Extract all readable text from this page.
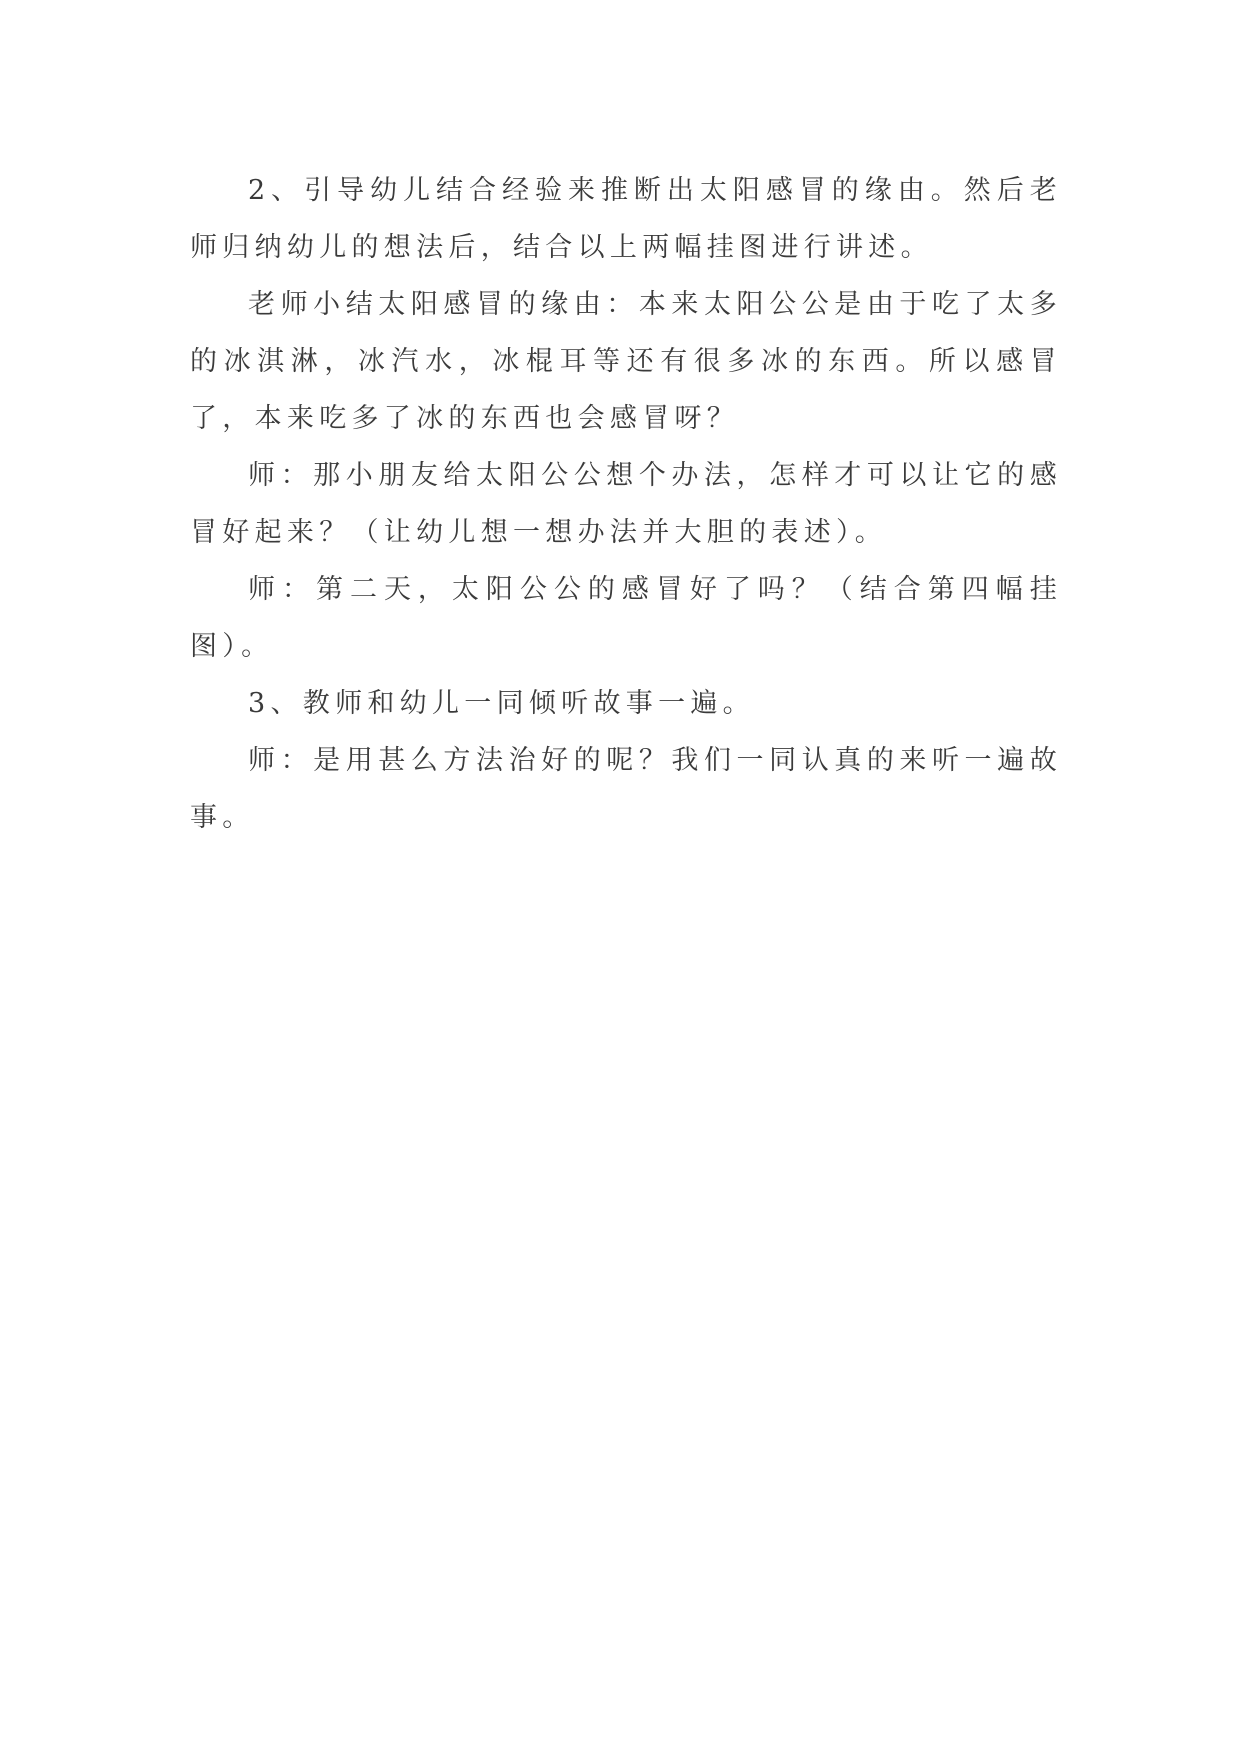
2、引导幼儿结合经验来推断出太阳感冒的缘由。然后老师归纳幼儿的想法后，结合以上两幅挂图进行讲述。

老师小结太阳感冒的缘由：本来太阳公公是由于吃了太多的冰淇淋，冰汽水，冰棍耳等还有很多冰的东西。所以感冒了，本来吃多了冰的东西也会感冒呀？

师：那小朋友给太阳公公想个办法，怎样才可以让它的感冒好起来？（让幼儿想一想办法并大胆的表述）。

师：第二天，太阳公公的感冒好了吗？（结合第四幅挂图）。

3、教师和幼儿一同倾听故事一遍。

师：是用甚么方法治好的呢？我们一同认真的来听一遍故事。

*Exercise brief*:
Copy the records above exactly, leaving out every picture.

*Output for this task*:
Extract all readable text from this page.
2、引导幼儿结合经验来推断出太阳感冒的缘由。然后老师归纳幼儿的想法后，结合以上两幅挂图进行讲述。

老师小结太阳感冒的缘由：本来太阳公公是由于吃了太多的冰淇淋，冰汽水，冰棍耳等还有很多冰的东西。所以感冒了，本来吃多了冰的东西也会感冒呀？

师：那小朋友给太阳公公想个办法，怎样才可以让它的感冒好起来？（让幼儿想一想办法并大胆的表述）。

师：第二天，太阳公公的感冒好了吗？（结合第四幅挂图）。

3、教师和幼儿一同倾听故事一遍。

师：是用甚么方法治好的呢？我们一同认真的来听一遍故事。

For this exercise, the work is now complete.